Go over the entries below line by line, copying each one that contains the word "name".

[Data records]

**********

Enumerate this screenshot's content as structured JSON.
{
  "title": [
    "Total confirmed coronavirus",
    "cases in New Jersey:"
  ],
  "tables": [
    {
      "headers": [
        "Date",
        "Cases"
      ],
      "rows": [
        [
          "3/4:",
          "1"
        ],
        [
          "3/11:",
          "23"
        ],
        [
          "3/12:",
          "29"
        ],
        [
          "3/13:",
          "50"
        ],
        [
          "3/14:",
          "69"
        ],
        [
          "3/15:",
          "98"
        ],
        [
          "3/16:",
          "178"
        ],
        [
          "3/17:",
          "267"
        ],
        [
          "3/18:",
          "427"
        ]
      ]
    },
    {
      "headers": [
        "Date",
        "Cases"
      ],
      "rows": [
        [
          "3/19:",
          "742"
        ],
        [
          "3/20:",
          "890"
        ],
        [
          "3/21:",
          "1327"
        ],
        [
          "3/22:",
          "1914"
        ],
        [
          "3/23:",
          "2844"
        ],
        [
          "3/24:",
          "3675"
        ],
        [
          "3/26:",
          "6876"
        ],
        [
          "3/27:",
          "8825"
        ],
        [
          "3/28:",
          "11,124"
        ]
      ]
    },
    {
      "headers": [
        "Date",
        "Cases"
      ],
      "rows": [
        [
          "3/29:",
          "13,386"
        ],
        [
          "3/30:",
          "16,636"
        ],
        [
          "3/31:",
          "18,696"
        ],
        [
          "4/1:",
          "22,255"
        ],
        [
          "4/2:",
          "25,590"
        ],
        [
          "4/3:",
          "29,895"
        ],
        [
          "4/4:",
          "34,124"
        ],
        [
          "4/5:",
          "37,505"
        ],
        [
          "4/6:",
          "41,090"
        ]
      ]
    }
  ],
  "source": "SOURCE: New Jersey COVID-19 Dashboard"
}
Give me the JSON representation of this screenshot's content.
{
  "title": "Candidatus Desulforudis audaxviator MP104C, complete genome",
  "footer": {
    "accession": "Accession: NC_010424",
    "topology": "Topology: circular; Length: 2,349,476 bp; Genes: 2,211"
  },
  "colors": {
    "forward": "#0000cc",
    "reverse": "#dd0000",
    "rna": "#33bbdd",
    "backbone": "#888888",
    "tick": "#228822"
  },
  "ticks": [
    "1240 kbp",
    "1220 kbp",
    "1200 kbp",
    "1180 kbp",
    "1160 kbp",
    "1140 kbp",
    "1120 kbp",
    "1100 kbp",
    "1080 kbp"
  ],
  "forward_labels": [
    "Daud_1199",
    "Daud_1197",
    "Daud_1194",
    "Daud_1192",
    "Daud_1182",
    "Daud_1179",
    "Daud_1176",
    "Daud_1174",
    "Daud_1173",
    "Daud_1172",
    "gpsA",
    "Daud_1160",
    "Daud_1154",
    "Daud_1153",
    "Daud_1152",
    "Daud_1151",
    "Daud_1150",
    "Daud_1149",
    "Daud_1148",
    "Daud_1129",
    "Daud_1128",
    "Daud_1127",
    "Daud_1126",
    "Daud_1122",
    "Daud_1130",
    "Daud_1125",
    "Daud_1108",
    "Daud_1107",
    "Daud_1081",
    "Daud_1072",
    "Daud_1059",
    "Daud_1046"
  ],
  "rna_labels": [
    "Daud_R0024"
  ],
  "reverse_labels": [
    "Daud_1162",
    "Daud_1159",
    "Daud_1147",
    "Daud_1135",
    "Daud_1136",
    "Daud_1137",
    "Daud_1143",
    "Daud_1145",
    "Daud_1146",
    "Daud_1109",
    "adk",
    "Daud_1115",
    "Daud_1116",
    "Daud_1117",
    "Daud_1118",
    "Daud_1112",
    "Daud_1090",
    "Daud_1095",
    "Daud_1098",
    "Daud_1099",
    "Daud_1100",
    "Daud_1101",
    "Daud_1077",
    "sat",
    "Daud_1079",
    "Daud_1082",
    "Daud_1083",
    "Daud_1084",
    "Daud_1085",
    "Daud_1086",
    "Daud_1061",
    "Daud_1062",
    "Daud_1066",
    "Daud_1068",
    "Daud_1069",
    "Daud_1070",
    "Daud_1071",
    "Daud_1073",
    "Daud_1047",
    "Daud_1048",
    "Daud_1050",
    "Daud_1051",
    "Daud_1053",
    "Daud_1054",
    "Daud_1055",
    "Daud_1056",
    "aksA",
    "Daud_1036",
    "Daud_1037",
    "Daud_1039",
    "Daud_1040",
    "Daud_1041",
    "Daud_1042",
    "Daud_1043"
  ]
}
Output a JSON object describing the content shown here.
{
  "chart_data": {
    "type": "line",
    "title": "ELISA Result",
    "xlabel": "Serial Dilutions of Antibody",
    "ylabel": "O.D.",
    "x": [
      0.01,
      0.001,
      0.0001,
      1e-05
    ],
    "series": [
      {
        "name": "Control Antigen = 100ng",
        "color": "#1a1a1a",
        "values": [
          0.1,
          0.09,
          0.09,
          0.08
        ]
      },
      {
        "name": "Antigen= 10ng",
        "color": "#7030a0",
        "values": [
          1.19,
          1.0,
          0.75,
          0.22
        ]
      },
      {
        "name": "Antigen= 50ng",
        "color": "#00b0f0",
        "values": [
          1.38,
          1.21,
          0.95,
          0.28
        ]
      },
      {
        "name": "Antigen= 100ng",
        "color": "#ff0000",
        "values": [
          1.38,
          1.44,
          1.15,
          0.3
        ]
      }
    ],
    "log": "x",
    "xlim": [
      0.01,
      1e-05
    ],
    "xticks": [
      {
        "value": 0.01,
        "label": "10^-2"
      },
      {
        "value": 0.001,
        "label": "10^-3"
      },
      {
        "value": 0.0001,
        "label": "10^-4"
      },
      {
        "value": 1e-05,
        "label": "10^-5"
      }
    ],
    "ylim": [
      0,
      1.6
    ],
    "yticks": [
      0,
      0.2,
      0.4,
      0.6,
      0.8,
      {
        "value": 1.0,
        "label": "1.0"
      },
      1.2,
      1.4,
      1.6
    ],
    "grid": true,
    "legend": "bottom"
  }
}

**********

» Solution for this exercise
        "name": "Control Antigen = 100ng",
        "name": "Antigen= 10ng",
        "name": "Antigen= 50ng",
        "name": "Antigen= 100ng",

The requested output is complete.